# The problem
The records that follow are to be transcribed in full, without their images.

# Supplied data
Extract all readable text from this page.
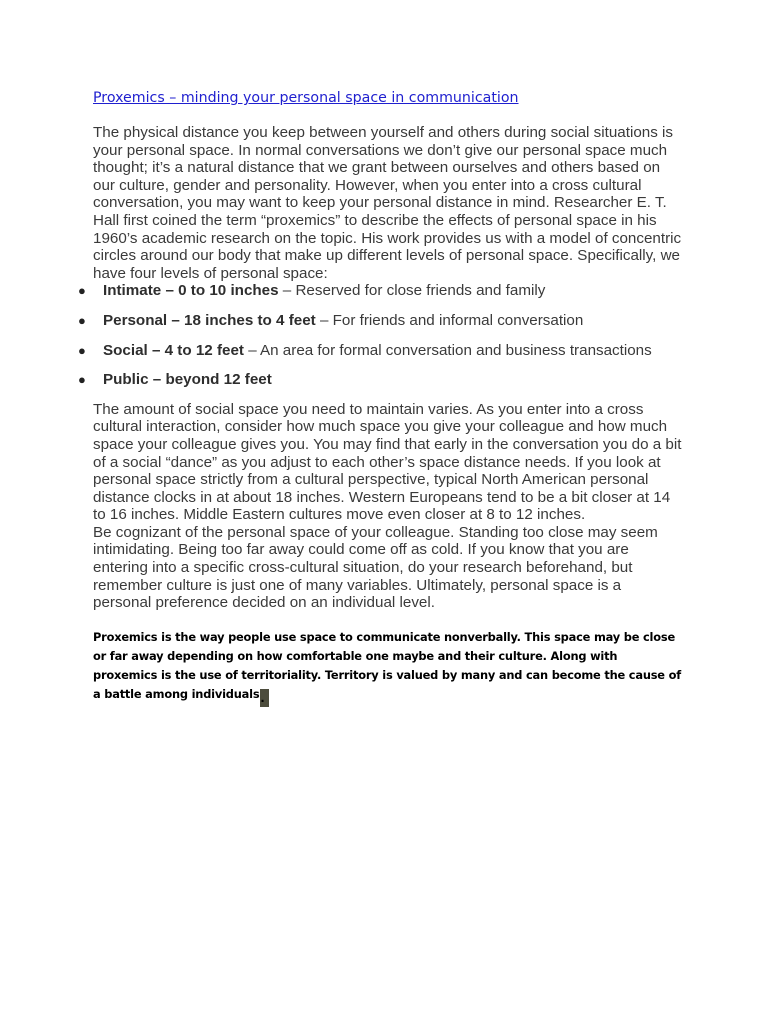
Proxemics – minding your personal space in communication

The physical distance you keep between yourself and others during social situations is your personal space. In normal conversations we don’t give our personal space much thought; it’s a natural distance that we grant between ourselves and others based on our culture, gender and personality. However, when you enter into a cross cultural conversation, you may want to keep your personal distance in mind. Researcher E. T. Hall first coined the term “proxemics” to describe the effects of personal space in his 1960’s academic research on the topic. His work provides us with a model of concentric circles around our body that make up different levels of personal space. Specifically, we have four levels of personal space:

● Intimate – 0 to 10 inches – Reserved for close friends and family
● Personal – 18 inches to 4 feet – For friends and informal conversation
● Social – 4 to 12 feet – An area for formal conversation and business transactions
● Public – beyond 12 feet

The amount of social space you need to maintain varies. As you enter into a cross cultural interaction, consider how much space you give your colleague and how much space your colleague gives you. You may find that early in the conversation you do a bit of a social “dance” as you adjust to each other’s space distance needs. If you look at personal space strictly from a cultural perspective, typical North American personal distance clocks in at about 18 inches. Western Europeans tend to be a bit closer at 14 to 16 inches. Middle Eastern cultures move even closer at 8 to 12 inches.

Be cognizant of the personal space of your colleague. Standing too close may seem intimidating. Being too far away could come off as cold. If you know that you are entering into a specific cross-cultural situation, do your research beforehand, but remember culture is just one of many variables. Ultimately, personal space is a personal preference decided on an individual level.

Proxemics is the way people use space to communicate nonverbally. This space may be close or far away depending on how comfortable one maybe and their culture. Along with proxemics is the use of territoriality. Territory is valued by many and can become the cause of a battle among individuals.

# Result
Extract all readable text from this page.
Proxemics – minding your personal space in communication

The physical distance you keep between yourself and others during social situations is your personal space. In normal conversations we don’t give our personal space much thought; it’s a natural distance that we grant between ourselves and others based on our culture, gender and personality. However, when you enter into a cross cultural conversation, you may want to keep your personal distance in mind. Researcher E. T. Hall first coined the term “proxemics” to describe the effects of personal space in his 1960’s academic research on the topic. His work provides us with a model of concentric circles around our body that make up different levels of personal space. Specifically, we have four levels of personal space:

● Intimate – 0 to 10 inches – Reserved for close friends and family
● Personal – 18 inches to 4 feet – For friends and informal conversation
● Social – 4 to 12 feet – An area for formal conversation and business transactions
● Public – beyond 12 feet

The amount of social space you need to maintain varies. As you enter into a cross cultural interaction, consider how much space you give your colleague and how much space your colleague gives you. You may find that early in the conversation you do a bit of a social “dance” as you adjust to each other’s space distance needs. If you look at personal space strictly from a cultural perspective, typical North American personal distance clocks in at about 18 inches. Western Europeans tend to be a bit closer at 14 to 16 inches. Middle Eastern cultures move even closer at 8 to 12 inches.

Be cognizant of the personal space of your colleague. Standing too close may seem intimidating. Being too far away could come off as cold. If you know that you are entering into a specific cross-cultural situation, do your research beforehand, but remember culture is just one of many variables. Ultimately, personal space is a personal preference decided on an individual level.

Proxemics is the way people use space to communicate nonverbally. This space may be close or far away depending on how comfortable one maybe and their culture. Along with proxemics is the use of territoriality. Territory is valued by many and can become the cause of a battle among individuals.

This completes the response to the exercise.